Identify all lines below that hold "document" and collect them.

_RECORD LIST_:
────────

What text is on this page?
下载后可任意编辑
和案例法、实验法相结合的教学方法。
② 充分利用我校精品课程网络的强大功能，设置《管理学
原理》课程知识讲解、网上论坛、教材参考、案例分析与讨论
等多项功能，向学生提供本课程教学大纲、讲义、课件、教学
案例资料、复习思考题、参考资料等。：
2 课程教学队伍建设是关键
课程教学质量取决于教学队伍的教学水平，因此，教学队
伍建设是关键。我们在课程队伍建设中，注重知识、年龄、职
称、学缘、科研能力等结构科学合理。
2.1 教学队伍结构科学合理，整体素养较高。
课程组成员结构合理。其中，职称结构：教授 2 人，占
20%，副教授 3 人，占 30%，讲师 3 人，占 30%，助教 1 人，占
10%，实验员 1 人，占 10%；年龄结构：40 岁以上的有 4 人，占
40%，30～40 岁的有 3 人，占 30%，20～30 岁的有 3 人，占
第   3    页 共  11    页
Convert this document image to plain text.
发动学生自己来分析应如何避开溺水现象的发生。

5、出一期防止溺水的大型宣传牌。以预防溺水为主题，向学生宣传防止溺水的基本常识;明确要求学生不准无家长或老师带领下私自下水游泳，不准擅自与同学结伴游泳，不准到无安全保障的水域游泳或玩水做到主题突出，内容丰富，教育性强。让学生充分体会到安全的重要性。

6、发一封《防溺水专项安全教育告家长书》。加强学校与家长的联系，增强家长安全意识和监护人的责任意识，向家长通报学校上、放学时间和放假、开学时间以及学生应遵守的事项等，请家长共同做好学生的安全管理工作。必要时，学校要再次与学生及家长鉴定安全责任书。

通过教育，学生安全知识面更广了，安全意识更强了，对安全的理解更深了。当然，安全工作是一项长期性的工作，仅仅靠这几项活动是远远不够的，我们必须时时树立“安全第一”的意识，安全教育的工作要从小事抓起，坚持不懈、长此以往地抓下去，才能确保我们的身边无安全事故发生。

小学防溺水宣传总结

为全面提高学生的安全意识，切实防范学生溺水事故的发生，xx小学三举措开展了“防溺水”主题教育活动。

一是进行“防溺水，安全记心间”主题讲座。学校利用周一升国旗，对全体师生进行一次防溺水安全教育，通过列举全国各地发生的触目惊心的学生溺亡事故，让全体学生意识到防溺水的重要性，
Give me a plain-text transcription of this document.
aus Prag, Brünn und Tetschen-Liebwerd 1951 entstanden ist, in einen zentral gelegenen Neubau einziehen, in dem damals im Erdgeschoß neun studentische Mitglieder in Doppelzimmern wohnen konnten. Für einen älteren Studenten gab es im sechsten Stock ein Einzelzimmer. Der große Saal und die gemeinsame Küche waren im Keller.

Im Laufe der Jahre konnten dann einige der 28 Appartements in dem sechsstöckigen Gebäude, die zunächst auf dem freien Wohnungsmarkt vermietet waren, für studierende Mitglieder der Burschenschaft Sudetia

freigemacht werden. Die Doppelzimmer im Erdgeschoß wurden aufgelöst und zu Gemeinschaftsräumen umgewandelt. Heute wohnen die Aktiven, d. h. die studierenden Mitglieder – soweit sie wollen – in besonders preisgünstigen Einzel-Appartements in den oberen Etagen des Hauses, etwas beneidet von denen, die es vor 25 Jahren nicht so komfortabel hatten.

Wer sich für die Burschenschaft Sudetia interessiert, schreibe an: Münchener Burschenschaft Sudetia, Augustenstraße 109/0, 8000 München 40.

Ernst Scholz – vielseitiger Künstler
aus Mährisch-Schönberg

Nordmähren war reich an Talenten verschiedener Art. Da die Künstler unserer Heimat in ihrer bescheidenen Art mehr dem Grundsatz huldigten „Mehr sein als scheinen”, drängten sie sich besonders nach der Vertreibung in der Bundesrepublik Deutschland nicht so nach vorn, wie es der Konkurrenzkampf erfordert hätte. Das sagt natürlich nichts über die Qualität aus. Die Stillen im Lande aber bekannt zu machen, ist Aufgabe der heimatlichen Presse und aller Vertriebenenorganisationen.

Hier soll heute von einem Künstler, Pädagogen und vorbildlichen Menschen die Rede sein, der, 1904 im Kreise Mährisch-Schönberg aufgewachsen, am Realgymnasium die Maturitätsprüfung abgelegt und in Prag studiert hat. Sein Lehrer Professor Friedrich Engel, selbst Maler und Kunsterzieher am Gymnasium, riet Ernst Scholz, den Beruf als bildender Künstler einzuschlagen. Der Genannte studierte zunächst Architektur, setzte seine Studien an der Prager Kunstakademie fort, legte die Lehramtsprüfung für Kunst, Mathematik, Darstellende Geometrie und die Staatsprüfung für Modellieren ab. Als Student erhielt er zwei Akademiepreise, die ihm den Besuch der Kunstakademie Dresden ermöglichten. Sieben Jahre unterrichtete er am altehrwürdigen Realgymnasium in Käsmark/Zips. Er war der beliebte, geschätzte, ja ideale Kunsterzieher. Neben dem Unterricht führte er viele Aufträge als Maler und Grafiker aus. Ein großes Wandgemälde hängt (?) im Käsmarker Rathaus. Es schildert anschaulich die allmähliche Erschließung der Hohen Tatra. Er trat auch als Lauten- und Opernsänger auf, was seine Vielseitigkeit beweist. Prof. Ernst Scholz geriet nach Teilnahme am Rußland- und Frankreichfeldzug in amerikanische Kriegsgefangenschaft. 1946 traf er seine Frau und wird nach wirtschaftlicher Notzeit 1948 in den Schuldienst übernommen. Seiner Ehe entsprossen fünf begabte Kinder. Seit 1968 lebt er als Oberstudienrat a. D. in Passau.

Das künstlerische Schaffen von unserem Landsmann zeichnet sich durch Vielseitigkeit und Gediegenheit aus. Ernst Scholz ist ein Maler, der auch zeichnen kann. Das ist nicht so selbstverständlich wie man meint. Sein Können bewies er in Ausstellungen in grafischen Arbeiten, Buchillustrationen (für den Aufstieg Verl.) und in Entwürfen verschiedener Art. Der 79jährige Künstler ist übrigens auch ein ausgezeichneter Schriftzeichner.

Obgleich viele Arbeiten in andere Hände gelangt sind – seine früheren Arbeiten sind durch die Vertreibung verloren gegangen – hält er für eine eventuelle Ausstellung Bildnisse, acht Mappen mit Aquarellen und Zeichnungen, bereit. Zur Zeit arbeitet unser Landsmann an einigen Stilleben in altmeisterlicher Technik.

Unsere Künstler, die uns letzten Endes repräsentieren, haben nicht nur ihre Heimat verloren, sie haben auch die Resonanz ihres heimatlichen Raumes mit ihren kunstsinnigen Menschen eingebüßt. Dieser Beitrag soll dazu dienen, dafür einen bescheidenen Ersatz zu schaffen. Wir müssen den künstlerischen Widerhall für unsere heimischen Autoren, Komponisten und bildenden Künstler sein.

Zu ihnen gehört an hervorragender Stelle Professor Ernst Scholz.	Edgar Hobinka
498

────────

_WRITTEN RESPONSE_:
Convert this document image to plain text.
Give me a plain-text transcription of this document.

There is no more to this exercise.